### Trecho fornecido
▬▬▬▬▬▬

O Brasil quase terminou o Mundial do Rio de Janeiro como o grande campeão do quadro de medalhas da competição. Um dia quase perfeito do Japão, que até então eram a grande decepção do torneio, porém, tirou o posto do time verde-amarelo e manteve os japoneses como os melhores do planeta.
O Japão chegou ao último dia de disputas na Arena Multiuso, em Jacarepaguá, sem nenhuma medalha de ouro. Um trio formado por campeões mundiais e olímpicos, porém, mudou a história.
A primeira a brilhar foi a pequenina Ryoko Tamura Tani. Aos 32 anos, ela conquistou seu sétimo título mundial, somados a duas medalhas de ouro em Olimpíadas. Rápida como sempre, ela venceu na final a Yanet Bermoy. A romena Alina Dimitru e a francesa Frederique Jossinet ficaram com o bronze.

▬▬▬▬▬▬

### Dados para revisão
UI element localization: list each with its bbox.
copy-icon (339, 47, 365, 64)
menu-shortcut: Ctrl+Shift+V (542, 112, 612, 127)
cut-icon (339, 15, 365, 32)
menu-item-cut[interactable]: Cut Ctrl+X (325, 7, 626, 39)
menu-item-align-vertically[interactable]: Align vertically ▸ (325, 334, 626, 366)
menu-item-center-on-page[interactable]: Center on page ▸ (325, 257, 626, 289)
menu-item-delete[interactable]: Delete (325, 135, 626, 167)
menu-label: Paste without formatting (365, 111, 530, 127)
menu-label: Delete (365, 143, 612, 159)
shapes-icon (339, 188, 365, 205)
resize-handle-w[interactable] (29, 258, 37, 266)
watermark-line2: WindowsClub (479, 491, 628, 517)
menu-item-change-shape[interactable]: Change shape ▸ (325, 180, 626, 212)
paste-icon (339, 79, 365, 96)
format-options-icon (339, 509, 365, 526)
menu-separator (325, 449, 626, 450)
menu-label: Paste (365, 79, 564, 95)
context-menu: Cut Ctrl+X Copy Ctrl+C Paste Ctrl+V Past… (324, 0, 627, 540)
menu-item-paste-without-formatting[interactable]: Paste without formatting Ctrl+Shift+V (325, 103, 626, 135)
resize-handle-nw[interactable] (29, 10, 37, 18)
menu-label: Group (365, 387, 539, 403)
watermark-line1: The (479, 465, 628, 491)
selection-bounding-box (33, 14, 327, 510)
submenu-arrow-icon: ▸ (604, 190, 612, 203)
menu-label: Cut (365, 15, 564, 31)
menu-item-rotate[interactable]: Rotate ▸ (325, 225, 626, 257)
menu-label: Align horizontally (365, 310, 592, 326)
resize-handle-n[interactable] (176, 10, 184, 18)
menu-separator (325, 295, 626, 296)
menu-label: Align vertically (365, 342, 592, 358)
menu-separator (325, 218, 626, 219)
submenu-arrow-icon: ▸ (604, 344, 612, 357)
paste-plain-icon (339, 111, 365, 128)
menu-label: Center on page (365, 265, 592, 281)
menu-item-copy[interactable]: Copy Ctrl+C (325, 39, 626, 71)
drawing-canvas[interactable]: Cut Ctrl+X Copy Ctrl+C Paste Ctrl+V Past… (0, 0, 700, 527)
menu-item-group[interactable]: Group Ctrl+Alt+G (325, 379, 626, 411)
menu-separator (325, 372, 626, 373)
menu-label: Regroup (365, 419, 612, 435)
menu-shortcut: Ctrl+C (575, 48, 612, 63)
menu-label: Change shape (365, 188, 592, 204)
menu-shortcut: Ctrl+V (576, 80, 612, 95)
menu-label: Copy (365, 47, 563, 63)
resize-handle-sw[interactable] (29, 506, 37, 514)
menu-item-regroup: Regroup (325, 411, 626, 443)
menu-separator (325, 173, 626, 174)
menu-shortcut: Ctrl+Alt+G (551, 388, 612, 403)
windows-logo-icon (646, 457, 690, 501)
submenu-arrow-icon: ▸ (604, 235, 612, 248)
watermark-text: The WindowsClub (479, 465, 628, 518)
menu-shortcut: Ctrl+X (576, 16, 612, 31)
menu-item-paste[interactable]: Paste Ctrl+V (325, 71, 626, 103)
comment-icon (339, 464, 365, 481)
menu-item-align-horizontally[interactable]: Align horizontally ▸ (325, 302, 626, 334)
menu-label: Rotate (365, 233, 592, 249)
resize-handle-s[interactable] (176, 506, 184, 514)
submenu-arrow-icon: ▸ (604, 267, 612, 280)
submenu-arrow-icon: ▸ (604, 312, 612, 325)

▬▬▬▬▬▬

### Tarefa
Como seguiria o texto sobre o Mundial do Rio de Janeiro? Retome-o logo após a última frase apresentada.

### Resposta
Depois, foi a vez da atual campeã olímpica Maki Tsukada. Após vencer todas as lutas por ippon nas Olimpíadas de Atenas, ela venceu a categoria absoluto no Rio também com perfeição. Na final, ela bateu a eslovena Lucija Polauder. O bronze foi para a francesa Anne Sophie Mondiere e para a russa Elena Ivashchenko.
O último foi o pesado Yasuyki Muneta, que chegou à final com uma responsabilidade: se perdesse, a Japão perderia a coroa. Campeão mundial, ele repetiu o feito no Rio ao bater na final Jury Rybak, de Belarus. O bronze ficou com o francês Mathieu Bataille e com o uzbeque Abdullo Tangriev.
Com isso, o Japão terminou campeão geral da competição, com três ouros, duas pratas e quatro bronzes. O Brasil foi o segundo, com três ouros e um bronze. Em terceiro ficou a França, com dois ouros, duas pratas e quatro bronzes.